- [DIRECTIONS FOR THIS TASK]: Reply with one number: how many lines contain the word "mybatsplusdemo".

- [TASK INPUT]:
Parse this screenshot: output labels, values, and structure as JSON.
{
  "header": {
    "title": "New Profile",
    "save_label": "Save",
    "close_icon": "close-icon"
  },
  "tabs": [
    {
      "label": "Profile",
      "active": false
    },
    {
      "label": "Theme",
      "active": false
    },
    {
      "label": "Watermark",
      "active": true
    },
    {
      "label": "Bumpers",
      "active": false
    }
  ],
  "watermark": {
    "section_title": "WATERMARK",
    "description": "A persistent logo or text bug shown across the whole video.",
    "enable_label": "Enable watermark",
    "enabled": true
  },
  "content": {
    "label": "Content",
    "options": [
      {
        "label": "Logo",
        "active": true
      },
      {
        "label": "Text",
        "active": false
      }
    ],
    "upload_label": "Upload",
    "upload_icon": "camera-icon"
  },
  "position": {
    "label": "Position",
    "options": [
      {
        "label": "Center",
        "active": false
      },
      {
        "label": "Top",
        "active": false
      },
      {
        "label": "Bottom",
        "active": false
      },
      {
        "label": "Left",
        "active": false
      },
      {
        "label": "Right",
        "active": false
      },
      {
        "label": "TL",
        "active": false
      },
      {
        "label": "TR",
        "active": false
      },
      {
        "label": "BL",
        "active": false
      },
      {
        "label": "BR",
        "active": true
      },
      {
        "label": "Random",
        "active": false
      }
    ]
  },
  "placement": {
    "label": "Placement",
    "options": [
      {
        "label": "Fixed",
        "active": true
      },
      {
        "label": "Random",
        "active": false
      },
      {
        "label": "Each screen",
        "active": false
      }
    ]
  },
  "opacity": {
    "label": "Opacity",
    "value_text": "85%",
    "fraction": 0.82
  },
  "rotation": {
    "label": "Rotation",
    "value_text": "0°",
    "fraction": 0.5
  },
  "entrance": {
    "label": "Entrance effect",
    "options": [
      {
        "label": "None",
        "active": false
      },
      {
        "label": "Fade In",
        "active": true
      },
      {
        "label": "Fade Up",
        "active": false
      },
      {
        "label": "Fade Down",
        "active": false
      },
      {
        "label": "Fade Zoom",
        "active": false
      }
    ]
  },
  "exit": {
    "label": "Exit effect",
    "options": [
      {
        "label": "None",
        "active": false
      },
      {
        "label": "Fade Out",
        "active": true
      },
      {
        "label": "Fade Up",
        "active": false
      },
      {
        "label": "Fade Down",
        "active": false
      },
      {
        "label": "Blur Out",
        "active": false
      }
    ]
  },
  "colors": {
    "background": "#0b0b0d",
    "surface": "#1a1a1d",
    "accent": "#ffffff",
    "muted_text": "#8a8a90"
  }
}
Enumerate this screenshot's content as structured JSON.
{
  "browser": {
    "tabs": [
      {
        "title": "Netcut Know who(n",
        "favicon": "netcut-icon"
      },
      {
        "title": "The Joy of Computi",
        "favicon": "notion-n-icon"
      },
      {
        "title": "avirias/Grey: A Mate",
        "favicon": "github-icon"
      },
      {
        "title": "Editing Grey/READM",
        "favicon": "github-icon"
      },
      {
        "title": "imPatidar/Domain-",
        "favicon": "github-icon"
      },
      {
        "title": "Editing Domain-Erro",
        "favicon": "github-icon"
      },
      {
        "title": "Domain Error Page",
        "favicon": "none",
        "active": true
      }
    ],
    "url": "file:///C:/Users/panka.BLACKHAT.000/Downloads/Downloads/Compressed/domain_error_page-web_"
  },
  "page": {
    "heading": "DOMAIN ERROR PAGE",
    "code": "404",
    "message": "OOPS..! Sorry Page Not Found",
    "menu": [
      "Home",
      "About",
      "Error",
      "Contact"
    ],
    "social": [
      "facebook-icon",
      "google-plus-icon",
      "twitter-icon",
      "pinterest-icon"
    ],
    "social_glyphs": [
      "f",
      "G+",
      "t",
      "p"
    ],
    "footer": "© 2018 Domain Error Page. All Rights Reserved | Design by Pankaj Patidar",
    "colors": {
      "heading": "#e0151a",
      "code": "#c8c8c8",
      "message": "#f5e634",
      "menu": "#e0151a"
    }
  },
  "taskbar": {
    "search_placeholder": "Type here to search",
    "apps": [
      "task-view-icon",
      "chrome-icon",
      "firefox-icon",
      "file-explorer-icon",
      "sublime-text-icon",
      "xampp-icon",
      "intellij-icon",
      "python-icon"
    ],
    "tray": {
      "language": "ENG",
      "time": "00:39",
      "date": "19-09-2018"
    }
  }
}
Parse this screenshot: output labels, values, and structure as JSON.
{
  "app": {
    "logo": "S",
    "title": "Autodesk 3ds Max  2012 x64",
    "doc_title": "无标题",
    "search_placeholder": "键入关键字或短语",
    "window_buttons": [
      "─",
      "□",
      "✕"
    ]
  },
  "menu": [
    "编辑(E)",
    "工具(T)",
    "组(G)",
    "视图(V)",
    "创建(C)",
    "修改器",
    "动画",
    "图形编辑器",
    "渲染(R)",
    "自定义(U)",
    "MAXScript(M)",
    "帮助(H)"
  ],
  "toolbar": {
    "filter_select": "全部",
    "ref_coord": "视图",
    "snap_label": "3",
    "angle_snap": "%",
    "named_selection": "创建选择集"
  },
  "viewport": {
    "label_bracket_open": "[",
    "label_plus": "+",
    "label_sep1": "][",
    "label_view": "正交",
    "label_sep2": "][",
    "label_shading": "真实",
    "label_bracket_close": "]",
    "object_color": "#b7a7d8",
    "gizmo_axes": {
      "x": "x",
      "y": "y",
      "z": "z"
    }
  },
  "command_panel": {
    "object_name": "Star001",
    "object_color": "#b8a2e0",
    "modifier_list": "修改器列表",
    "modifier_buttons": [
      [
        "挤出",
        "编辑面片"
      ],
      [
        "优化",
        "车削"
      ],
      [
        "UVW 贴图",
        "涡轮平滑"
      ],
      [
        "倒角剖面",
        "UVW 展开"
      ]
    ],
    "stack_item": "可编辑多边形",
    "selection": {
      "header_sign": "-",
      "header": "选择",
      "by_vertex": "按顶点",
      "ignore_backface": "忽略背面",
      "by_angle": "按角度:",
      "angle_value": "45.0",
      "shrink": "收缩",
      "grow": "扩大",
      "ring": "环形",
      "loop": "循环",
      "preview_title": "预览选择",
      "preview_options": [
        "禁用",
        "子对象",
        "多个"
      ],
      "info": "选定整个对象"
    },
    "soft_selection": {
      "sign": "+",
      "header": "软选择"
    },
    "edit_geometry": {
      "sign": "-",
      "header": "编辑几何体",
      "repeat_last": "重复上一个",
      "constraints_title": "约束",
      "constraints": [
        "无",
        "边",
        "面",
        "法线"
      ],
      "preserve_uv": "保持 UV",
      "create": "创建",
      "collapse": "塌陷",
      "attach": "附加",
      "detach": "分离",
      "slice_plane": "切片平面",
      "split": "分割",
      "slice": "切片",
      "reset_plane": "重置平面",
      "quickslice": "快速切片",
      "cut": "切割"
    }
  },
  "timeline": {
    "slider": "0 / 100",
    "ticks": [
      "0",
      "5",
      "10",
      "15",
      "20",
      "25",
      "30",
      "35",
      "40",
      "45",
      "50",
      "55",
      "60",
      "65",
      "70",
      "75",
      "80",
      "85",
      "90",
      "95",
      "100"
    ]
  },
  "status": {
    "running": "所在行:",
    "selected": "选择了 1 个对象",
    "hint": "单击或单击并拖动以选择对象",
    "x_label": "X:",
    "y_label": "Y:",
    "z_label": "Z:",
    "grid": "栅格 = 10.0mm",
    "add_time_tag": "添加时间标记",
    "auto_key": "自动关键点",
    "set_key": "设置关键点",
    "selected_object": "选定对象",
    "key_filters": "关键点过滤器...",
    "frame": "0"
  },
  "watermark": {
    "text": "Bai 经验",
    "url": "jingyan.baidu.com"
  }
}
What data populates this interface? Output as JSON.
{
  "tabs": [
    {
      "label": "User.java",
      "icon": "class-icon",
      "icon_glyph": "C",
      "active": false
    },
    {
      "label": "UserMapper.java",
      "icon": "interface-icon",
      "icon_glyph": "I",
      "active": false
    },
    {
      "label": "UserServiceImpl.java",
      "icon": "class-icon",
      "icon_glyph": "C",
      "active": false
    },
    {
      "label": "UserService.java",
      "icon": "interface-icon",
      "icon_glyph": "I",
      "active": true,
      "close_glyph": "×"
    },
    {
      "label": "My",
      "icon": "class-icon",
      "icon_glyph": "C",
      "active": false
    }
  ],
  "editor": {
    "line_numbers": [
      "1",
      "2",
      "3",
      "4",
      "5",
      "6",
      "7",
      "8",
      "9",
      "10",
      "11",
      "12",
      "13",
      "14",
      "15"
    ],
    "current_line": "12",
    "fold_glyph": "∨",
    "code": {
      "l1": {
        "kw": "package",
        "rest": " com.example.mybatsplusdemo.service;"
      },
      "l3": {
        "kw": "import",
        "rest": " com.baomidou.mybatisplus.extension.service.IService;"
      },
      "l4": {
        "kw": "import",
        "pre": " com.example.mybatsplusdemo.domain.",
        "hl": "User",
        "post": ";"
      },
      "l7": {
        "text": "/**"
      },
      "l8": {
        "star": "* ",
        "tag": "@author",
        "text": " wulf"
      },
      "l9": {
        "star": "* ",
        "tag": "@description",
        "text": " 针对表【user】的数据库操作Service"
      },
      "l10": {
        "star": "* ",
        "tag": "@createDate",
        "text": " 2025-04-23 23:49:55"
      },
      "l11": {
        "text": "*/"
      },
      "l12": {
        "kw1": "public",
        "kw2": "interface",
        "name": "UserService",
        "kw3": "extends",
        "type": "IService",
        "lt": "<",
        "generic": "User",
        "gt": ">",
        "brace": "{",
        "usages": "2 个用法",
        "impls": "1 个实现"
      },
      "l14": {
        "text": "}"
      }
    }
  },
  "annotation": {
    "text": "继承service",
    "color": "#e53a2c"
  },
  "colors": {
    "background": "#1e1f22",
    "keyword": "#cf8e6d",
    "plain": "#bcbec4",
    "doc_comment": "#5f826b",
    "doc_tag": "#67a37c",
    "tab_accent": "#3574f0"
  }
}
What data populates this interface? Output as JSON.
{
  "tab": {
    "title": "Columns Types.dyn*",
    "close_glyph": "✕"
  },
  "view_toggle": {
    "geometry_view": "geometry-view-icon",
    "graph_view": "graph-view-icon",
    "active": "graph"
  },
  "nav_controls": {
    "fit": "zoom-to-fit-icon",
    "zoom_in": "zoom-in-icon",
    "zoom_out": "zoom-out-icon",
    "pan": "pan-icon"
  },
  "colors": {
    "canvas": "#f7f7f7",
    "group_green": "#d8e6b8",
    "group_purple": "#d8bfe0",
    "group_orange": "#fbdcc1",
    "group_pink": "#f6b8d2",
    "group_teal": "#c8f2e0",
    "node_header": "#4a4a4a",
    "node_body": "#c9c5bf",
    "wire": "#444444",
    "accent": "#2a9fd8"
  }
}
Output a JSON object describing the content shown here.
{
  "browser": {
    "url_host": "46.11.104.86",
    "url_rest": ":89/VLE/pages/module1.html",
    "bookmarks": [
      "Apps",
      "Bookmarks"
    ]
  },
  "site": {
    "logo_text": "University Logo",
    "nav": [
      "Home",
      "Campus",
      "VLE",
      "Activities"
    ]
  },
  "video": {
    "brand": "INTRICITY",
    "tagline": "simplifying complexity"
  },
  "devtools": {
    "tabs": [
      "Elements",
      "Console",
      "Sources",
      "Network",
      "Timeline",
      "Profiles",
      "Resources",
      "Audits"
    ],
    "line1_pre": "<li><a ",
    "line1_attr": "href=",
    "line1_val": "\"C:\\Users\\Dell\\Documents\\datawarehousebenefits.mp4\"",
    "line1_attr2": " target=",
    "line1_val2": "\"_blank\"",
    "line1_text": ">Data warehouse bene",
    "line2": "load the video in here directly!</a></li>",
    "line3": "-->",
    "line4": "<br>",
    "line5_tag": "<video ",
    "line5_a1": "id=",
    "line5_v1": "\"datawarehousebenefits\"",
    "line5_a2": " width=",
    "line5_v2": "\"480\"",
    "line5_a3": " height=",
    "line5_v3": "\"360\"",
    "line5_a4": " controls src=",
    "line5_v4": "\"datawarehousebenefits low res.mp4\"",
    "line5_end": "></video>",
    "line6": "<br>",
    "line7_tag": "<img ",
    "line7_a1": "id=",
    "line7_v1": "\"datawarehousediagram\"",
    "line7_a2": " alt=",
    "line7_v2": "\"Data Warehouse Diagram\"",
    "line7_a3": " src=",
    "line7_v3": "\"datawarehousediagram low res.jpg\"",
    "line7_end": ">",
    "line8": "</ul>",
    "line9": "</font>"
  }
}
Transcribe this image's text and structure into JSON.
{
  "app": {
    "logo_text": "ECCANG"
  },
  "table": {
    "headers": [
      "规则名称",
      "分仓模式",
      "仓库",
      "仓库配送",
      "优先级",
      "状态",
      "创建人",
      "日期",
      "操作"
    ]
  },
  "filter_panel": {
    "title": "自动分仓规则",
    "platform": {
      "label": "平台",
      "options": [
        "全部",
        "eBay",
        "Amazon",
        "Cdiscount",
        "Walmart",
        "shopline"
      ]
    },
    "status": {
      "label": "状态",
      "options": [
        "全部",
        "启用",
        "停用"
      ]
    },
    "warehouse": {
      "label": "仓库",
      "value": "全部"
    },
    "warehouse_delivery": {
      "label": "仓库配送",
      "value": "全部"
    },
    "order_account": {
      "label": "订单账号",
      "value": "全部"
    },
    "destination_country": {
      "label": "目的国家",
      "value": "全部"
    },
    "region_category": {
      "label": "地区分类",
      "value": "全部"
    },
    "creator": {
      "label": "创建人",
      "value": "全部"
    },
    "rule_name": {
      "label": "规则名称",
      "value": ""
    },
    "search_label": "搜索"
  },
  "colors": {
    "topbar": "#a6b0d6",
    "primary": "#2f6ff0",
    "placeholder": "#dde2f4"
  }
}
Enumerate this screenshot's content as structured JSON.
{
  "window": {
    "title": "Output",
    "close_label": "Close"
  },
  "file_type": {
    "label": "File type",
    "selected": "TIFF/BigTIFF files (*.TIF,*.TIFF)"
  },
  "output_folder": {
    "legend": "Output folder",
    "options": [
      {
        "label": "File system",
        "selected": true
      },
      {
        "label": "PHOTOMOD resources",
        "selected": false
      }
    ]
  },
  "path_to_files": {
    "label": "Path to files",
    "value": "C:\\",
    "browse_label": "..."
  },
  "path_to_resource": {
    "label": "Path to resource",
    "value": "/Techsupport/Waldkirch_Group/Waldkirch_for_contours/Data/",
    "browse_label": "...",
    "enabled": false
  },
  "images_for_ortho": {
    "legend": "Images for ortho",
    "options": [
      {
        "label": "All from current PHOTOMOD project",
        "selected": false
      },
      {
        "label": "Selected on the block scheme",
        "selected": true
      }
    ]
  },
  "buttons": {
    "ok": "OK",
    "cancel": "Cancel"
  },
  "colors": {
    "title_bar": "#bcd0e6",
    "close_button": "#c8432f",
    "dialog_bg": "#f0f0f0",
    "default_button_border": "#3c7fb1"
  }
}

- [ANSWER TO THIS TASK]: 2